BEGIN Available data

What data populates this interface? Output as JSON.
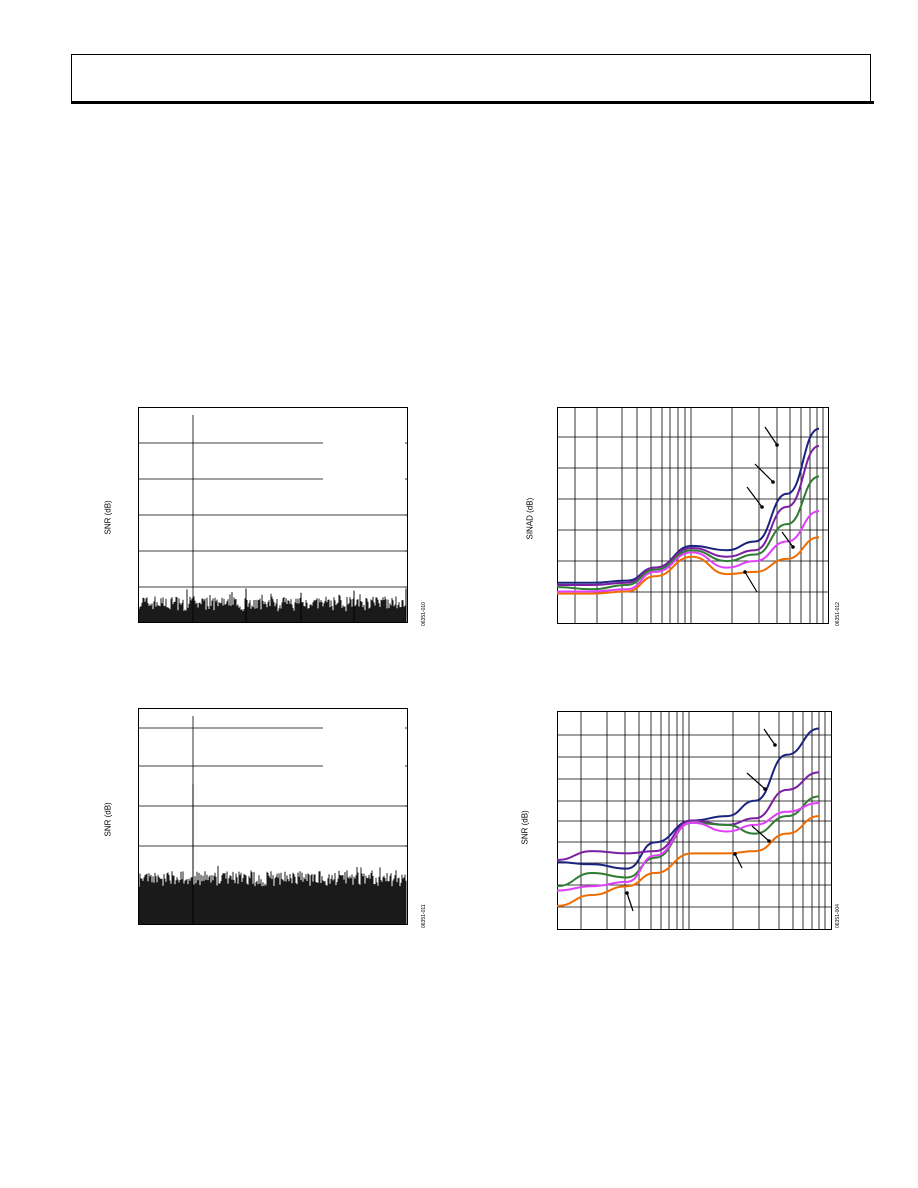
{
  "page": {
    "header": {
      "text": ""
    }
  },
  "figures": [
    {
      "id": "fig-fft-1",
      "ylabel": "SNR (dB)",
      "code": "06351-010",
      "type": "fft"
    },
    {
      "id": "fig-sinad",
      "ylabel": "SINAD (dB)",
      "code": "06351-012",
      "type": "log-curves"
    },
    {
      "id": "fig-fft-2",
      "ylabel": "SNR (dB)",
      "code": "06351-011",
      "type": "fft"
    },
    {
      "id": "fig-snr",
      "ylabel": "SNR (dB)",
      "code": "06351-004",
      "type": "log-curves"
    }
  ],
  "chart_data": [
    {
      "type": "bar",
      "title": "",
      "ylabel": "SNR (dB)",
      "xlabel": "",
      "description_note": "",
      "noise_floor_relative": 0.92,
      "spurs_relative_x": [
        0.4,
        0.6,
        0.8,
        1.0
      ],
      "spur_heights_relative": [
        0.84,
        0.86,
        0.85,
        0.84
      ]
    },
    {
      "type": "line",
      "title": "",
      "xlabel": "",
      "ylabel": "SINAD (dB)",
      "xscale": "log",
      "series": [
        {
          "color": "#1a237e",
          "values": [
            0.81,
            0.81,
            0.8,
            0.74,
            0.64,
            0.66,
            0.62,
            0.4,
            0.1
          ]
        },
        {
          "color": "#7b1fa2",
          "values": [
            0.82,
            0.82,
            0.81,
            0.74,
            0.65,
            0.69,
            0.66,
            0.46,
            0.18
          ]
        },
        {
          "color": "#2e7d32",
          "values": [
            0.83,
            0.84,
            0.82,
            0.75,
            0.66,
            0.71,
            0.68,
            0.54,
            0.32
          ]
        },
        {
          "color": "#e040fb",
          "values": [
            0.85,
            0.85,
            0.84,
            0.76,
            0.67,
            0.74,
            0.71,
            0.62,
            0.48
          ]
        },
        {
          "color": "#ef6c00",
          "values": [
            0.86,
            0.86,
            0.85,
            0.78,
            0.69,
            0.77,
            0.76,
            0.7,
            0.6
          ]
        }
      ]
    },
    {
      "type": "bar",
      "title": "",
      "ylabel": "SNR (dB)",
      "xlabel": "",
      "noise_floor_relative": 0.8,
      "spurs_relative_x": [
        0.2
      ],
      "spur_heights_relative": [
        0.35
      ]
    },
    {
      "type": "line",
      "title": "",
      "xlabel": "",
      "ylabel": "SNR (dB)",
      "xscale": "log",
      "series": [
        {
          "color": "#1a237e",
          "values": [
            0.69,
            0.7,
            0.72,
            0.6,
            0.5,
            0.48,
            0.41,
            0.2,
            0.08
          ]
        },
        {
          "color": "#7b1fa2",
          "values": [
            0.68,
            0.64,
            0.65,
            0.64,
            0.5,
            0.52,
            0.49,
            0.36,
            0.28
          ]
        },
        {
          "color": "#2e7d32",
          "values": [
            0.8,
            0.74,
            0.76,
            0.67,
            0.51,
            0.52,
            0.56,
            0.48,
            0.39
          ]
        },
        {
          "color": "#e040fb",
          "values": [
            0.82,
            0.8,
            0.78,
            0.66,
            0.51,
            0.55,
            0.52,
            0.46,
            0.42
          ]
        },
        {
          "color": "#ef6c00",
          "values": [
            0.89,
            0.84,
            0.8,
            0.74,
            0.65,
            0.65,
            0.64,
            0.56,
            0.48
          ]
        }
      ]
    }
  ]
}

END Available data

▸ **The request**:
Quote all the records verbatim, dropping any pictures from your copy.

▸ **Answer for this exercise**:
What data populates this interface? Output as JSON.
{
  "page": {
    "header": {
      "text": ""
    }
  },
  "figures": [
    {
      "id": "fig-fft-1",
      "ylabel": "SNR (dB)",
      "code": "06351-010",
      "type": "fft"
    },
    {
      "id": "fig-sinad",
      "ylabel": "SINAD (dB)",
      "code": "06351-012",
      "type": "log-curves"
    },
    {
      "id": "fig-fft-2",
      "ylabel": "SNR (dB)",
      "code": "06351-011",
      "type": "fft"
    },
    {
      "id": "fig-snr",
      "ylabel": "SNR (dB)",
      "code": "06351-004",
      "type": "log-curves"
    }
  ],
  "chart_data": [
    {
      "type": "bar",
      "title": "",
      "ylabel": "SNR (dB)",
      "xlabel": "",
      "description_note": "",
      "noise_floor_relative": 0.92,
      "spurs_relative_x": [
        0.4,
        0.6,
        0.8,
        1.0
      ],
      "spur_heights_relative": [
        0.84,
        0.86,
        0.85,
        0.84
      ]
    },
    {
      "type": "line",
      "title": "",
      "xlabel": "",
      "ylabel": "SINAD (dB)",
      "xscale": "log",
      "series": [
        {
          "color": "#1a237e",
          "values": [
            0.81,
            0.81,
            0.8,
            0.74,
            0.64,
            0.66,
            0.62,
            0.4,
            0.1
          ]
        },
        {
          "color": "#7b1fa2",
          "values": [
            0.82,
            0.82,
            0.81,
            0.74,
            0.65,
            0.69,
            0.66,
            0.46,
            0.18
          ]
        },
        {
          "color": "#2e7d32",
          "values": [
            0.83,
            0.84,
            0.82,
            0.75,
            0.66,
            0.71,
            0.68,
            0.54,
            0.32
          ]
        },
        {
          "color": "#e040fb",
          "values": [
            0.85,
            0.85,
            0.84,
            0.76,
            0.67,
            0.74,
            0.71,
            0.62,
            0.48
          ]
        },
        {
          "color": "#ef6c00",
          "values": [
            0.86,
            0.86,
            0.85,
            0.78,
            0.69,
            0.77,
            0.76,
            0.7,
            0.6
          ]
        }
      ]
    },
    {
      "type": "bar",
      "title": "",
      "ylabel": "SNR (dB)",
      "xlabel": "",
      "noise_floor_relative": 0.8,
      "spurs_relative_x": [
        0.2
      ],
      "spur_heights_relative": [
        0.35
      ]
    },
    {
      "type": "line",
      "title": "",
      "xlabel": "",
      "ylabel": "SNR (dB)",
      "xscale": "log",
      "series": [
        {
          "color": "#1a237e",
          "values": [
            0.69,
            0.7,
            0.72,
            0.6,
            0.5,
            0.48,
            0.41,
            0.2,
            0.08
          ]
        },
        {
          "color": "#7b1fa2",
          "values": [
            0.68,
            0.64,
            0.65,
            0.64,
            0.5,
            0.52,
            0.49,
            0.36,
            0.28
          ]
        },
        {
          "color": "#2e7d32",
          "values": [
            0.8,
            0.74,
            0.76,
            0.67,
            0.51,
            0.52,
            0.56,
            0.48,
            0.39
          ]
        },
        {
          "color": "#e040fb",
          "values": [
            0.82,
            0.8,
            0.78,
            0.66,
            0.51,
            0.55,
            0.52,
            0.46,
            0.42
          ]
        },
        {
          "color": "#ef6c00",
          "values": [
            0.89,
            0.84,
            0.8,
            0.74,
            0.65,
            0.65,
            0.64,
            0.56,
            0.48
          ]
        }
      ]
    }
  ]
}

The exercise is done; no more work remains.